What is asked
For the entries that follow, tally the lines holding the string "ejercicio". Give the total and nothing else.

* Start Records for this exercise *

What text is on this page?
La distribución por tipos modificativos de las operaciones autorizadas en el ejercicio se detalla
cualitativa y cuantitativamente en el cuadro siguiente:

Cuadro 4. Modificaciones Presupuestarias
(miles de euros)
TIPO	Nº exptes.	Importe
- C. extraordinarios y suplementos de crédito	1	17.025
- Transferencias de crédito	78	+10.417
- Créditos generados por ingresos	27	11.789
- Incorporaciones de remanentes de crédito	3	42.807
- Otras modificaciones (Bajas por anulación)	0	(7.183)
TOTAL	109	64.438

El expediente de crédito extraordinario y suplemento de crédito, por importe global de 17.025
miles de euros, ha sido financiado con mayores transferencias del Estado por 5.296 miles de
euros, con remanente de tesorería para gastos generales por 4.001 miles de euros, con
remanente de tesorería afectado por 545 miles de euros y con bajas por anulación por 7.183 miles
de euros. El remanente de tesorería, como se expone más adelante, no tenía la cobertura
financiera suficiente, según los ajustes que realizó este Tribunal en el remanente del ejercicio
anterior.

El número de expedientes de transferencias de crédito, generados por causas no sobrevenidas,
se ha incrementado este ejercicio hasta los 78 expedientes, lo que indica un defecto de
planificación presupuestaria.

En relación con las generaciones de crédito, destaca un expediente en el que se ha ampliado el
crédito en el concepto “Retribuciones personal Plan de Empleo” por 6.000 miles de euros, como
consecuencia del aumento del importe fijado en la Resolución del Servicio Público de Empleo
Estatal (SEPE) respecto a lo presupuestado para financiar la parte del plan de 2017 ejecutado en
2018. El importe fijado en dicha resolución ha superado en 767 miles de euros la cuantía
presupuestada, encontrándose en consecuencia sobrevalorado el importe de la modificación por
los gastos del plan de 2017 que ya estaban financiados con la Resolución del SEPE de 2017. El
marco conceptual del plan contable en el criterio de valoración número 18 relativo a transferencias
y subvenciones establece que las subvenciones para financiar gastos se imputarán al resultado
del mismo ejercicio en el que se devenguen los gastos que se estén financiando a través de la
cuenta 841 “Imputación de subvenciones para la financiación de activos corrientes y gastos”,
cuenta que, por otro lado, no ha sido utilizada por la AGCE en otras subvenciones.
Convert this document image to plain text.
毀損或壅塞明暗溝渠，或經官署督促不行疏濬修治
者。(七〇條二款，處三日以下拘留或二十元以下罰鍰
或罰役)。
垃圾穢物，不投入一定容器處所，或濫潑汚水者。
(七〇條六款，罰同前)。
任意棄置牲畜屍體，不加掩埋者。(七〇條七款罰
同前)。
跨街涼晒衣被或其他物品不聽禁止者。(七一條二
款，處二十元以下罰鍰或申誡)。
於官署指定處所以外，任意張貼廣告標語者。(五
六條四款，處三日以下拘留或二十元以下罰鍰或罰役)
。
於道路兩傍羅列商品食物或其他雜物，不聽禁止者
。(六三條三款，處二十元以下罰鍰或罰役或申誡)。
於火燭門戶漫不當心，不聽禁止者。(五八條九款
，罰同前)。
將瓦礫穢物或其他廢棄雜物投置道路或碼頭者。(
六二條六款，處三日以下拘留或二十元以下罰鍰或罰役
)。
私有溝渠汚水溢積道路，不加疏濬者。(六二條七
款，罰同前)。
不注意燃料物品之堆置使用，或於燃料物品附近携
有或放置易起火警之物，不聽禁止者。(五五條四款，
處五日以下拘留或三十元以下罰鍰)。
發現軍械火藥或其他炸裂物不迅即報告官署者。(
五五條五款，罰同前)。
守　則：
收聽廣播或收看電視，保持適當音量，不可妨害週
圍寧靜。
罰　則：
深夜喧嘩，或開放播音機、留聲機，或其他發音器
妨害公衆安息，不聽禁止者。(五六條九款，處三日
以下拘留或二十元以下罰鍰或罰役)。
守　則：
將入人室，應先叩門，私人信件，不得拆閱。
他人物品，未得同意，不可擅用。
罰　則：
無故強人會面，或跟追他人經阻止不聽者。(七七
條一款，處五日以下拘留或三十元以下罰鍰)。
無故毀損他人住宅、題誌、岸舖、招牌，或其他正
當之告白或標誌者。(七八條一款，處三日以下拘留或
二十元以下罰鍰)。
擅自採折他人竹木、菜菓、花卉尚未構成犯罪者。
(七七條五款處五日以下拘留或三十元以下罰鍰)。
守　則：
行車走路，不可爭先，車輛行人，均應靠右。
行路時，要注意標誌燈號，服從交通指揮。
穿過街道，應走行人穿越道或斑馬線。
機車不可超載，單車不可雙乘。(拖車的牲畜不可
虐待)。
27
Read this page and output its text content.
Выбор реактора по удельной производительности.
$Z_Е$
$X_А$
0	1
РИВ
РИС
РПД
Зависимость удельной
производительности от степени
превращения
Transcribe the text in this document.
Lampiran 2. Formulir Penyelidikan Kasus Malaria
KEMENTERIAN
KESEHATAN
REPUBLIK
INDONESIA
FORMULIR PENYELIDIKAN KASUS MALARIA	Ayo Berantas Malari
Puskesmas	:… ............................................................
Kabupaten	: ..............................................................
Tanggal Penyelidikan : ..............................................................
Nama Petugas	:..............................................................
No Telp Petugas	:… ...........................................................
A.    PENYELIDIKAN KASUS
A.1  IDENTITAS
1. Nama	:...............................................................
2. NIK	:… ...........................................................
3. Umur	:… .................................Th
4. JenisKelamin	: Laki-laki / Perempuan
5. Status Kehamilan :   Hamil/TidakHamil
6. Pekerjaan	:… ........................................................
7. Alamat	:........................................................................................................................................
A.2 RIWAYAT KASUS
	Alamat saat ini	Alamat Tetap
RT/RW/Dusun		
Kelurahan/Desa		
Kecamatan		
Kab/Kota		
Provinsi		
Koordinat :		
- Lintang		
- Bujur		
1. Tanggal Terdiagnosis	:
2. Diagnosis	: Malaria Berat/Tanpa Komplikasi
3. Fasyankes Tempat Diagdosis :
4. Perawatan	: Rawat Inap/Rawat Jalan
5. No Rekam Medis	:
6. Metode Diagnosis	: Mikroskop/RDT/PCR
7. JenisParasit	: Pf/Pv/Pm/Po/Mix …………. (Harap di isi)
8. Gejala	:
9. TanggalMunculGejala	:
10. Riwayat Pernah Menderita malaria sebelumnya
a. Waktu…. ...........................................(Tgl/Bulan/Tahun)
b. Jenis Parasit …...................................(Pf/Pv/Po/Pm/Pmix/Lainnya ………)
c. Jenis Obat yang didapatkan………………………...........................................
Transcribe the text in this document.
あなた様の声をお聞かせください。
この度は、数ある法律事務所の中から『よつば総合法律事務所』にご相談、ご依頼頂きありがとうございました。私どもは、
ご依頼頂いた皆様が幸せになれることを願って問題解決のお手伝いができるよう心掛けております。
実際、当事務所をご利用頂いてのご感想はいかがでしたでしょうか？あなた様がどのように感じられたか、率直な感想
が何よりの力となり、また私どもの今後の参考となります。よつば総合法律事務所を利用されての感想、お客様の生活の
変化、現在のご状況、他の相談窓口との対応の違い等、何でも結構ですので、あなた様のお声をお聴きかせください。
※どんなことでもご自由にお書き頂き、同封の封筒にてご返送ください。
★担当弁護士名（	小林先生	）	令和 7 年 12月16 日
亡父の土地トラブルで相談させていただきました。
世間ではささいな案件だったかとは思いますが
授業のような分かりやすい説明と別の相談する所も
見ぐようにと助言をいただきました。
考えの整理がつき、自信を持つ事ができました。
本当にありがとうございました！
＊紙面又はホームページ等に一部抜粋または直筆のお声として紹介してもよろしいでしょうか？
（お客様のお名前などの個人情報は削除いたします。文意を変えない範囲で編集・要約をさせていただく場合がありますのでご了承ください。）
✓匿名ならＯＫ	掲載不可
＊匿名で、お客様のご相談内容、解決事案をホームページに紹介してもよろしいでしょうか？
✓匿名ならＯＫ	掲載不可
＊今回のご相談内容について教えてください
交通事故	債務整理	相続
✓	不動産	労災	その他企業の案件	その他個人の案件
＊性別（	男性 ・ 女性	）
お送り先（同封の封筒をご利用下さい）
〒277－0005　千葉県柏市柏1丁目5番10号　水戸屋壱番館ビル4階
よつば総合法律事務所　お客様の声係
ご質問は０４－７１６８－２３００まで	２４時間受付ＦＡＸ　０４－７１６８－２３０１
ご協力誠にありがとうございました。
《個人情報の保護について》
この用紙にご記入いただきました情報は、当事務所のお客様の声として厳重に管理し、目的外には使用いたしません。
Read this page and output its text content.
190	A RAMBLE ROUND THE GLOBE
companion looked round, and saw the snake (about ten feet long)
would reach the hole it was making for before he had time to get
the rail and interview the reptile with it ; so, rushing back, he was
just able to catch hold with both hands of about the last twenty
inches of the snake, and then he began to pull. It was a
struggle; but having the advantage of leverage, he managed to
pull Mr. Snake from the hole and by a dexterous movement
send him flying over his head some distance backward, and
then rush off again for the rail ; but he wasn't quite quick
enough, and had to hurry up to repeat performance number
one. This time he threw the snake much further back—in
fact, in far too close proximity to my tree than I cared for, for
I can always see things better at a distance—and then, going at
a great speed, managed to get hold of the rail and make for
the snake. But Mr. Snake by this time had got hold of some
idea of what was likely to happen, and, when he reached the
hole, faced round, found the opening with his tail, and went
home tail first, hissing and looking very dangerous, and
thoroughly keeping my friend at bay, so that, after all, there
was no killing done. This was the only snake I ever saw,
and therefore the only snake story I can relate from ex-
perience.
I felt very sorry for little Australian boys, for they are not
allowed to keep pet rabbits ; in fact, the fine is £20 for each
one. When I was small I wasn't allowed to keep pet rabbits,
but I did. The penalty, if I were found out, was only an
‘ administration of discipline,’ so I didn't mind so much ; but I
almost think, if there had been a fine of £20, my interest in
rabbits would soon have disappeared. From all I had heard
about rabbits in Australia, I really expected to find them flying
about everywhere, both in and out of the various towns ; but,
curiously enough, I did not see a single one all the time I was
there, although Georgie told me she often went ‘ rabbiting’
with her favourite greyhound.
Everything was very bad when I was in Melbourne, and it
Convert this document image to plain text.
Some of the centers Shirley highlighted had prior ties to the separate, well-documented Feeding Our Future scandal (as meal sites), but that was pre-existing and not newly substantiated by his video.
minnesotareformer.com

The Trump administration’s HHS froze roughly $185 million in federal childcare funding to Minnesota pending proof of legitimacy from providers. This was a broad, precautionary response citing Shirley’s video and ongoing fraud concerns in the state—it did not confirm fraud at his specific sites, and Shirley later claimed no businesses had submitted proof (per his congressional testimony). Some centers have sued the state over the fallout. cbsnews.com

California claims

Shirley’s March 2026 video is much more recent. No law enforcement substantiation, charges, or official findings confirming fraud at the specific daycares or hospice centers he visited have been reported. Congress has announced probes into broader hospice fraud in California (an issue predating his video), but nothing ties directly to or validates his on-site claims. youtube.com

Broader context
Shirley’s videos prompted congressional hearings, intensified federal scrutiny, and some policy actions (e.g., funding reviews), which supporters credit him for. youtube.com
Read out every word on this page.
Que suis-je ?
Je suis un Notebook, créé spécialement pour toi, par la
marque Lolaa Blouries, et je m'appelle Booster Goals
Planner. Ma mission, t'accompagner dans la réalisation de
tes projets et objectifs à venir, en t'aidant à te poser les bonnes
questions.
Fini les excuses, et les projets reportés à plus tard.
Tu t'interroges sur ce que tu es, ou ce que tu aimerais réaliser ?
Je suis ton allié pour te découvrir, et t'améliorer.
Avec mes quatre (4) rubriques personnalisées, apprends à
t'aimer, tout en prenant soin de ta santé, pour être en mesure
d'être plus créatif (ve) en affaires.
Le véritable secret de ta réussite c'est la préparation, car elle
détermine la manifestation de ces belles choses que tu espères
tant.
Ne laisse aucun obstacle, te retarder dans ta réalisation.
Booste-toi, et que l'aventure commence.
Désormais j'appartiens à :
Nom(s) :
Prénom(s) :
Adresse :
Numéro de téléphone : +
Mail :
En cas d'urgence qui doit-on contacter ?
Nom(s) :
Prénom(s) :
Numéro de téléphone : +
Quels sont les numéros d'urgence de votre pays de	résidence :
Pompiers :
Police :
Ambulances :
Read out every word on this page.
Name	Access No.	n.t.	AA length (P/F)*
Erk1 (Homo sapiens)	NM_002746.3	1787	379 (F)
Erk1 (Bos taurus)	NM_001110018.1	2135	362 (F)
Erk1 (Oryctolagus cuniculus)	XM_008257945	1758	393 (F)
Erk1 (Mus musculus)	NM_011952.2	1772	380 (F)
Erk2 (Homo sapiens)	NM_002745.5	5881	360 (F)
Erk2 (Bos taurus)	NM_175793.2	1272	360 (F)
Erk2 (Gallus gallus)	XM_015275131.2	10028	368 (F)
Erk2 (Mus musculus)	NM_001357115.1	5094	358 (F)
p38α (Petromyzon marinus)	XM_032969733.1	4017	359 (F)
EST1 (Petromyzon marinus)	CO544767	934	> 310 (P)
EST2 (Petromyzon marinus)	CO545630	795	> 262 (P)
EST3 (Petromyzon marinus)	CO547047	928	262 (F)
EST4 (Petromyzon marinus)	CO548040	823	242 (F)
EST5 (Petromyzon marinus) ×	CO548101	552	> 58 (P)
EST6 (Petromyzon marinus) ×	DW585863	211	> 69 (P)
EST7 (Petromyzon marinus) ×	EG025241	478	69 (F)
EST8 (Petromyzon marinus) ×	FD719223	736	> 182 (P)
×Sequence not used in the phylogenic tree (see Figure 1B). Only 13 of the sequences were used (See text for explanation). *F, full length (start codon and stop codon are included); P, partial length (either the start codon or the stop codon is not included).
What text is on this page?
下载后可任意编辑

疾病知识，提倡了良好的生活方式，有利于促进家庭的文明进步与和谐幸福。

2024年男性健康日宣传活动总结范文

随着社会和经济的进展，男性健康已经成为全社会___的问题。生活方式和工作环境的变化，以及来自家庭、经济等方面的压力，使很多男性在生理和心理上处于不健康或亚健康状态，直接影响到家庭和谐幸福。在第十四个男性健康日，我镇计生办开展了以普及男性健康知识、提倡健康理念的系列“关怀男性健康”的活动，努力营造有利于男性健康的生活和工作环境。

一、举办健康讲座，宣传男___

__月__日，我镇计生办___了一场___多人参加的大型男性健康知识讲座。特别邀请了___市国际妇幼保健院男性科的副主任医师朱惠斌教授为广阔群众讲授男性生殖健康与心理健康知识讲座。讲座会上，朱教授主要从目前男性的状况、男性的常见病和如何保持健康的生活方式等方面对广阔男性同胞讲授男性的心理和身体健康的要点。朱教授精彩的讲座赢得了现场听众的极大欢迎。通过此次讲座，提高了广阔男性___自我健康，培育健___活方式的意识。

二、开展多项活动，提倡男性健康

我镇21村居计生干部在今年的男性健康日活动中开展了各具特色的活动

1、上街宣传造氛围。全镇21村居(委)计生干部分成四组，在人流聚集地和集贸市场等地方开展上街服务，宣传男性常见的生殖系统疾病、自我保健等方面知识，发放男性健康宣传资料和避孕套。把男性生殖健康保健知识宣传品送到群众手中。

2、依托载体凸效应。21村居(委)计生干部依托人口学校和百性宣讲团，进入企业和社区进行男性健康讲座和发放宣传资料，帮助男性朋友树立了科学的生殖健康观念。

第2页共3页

* End Records for this exercise *

Output below
4